::: Listing
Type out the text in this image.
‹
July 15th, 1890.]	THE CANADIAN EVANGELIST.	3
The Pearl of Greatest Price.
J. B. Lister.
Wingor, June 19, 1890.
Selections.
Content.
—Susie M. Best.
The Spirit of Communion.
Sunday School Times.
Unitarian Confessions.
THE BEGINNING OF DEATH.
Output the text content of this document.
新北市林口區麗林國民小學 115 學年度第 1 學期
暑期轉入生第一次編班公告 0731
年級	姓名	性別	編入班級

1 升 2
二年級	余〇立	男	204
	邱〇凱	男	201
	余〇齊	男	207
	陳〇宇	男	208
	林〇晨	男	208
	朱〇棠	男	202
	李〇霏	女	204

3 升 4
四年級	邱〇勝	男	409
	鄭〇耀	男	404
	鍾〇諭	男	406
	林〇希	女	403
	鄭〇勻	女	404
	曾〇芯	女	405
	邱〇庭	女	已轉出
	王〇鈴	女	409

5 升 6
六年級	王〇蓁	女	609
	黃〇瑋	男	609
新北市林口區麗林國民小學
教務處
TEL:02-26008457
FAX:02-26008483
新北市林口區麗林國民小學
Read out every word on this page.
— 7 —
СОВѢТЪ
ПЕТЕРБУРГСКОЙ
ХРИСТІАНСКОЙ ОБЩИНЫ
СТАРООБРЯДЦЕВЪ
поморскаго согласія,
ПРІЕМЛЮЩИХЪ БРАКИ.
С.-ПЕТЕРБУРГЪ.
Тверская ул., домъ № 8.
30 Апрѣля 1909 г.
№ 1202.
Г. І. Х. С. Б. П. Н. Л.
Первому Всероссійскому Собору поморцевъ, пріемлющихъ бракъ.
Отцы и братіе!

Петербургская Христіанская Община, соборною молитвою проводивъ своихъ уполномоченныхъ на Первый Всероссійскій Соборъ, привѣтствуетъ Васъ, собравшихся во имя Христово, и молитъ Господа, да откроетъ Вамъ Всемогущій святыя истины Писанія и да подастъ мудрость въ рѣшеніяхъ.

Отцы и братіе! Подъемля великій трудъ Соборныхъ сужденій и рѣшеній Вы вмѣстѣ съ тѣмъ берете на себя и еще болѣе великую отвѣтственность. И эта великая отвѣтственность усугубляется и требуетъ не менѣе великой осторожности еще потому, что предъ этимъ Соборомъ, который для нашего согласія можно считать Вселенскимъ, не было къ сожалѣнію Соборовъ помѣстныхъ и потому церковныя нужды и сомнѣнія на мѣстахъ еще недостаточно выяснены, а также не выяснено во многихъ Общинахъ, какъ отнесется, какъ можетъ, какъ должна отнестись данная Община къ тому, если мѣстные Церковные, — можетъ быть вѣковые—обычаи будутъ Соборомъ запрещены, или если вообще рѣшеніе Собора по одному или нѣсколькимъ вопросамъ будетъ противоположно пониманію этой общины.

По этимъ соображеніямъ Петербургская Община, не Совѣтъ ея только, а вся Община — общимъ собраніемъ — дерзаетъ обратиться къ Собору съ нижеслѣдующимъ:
::::::
=== Exercise objective ===
Your task is to repeat every line exactly.

=== Answer ===
Type out the text in this image.
‹
July 15th, 1890.]	THE CANADIAN EVANGELIST.	3
The Pearl of Greatest Price.
J. B. Lister.
Wingor, June 19, 1890.
Selections.
Content.
—Susie M. Best.
The Spirit of Communion.
Sunday School Times.
Unitarian Confessions.
THE BEGINNING OF DEATH.
Output the text content of this document.
新北市林口區麗林國民小學 115 學年度第 1 學期
暑期轉入生第一次編班公告 0731
年級	姓名	性別	編入班級

1 升 2
二年級	余〇立	男	204
	邱〇凱	男	201
	余〇齊	男	207
	陳〇宇	男	208
	林〇晨	男	208
	朱〇棠	男	202
	李〇霏	女	204

3 升 4
四年級	邱〇勝	男	409
	鄭〇耀	男	404
	鍾〇諭	男	406
	林〇希	女	403
	鄭〇勻	女	404
	曾〇芯	女	405
	邱〇庭	女	已轉出
	王〇鈴	女	409

5 升 6
六年級	王〇蓁	女	609
	黃〇瑋	男	609
新北市林口區麗林國民小學
教務處
TEL:02-26008457
FAX:02-26008483
新北市林口區麗林國民小學
Read out every word on this page.
— 7 —
СОВѢТЪ
ПЕТЕРБУРГСКОЙ
ХРИСТІАНСКОЙ ОБЩИНЫ
СТАРООБРЯДЦЕВЪ
поморскаго согласія,
ПРІЕМЛЮЩИХЪ БРАКИ.
С.-ПЕТЕРБУРГЪ.
Тверская ул., домъ № 8.
30 Апрѣля 1909 г.
№ 1202.
Г. І. Х. С. Б. П. Н. Л.
Первому Всероссійскому Собору поморцевъ, пріемлющихъ бракъ.
Отцы и братіе!

Петербургская Христіанская Община, соборною молитвою проводивъ своихъ уполномоченныхъ на Первый Всероссійскій Соборъ, привѣтствуетъ Васъ, собравшихся во имя Христово, и молитъ Господа, да откроетъ Вамъ Всемогущій святыя истины Писанія и да подастъ мудрость въ рѣшеніяхъ.

Отцы и братіе! Подъемля великій трудъ Соборныхъ сужденій и рѣшеній Вы вмѣстѣ съ тѣмъ берете на себя и еще болѣе великую отвѣтственность. И эта великая отвѣтственность усугубляется и требуетъ не менѣе великой осторожности еще потому, что предъ этимъ Соборомъ, который для нашего согласія можно считать Вселенскимъ, не было къ сожалѣнію Соборовъ помѣстныхъ и потому церковныя нужды и сомнѣнія на мѣстахъ еще недостаточно выяснены, а также не выяснено во многихъ Общинахъ, какъ отнесется, какъ можетъ, какъ должна отнестись данная Община къ тому, если мѣстные Церковные, — можетъ быть вѣковые—обычаи будутъ Соборомъ запрещены, или если вообще рѣшеніе Собора по одному или нѣсколькимъ вопросамъ будетъ противоположно пониманію этой общины.

По этимъ соображеніямъ Петербургская Община, не Совѣтъ ея только, а вся Община — общимъ собраніемъ — дерзаетъ обратиться къ Собору съ нижеслѣдующимъ:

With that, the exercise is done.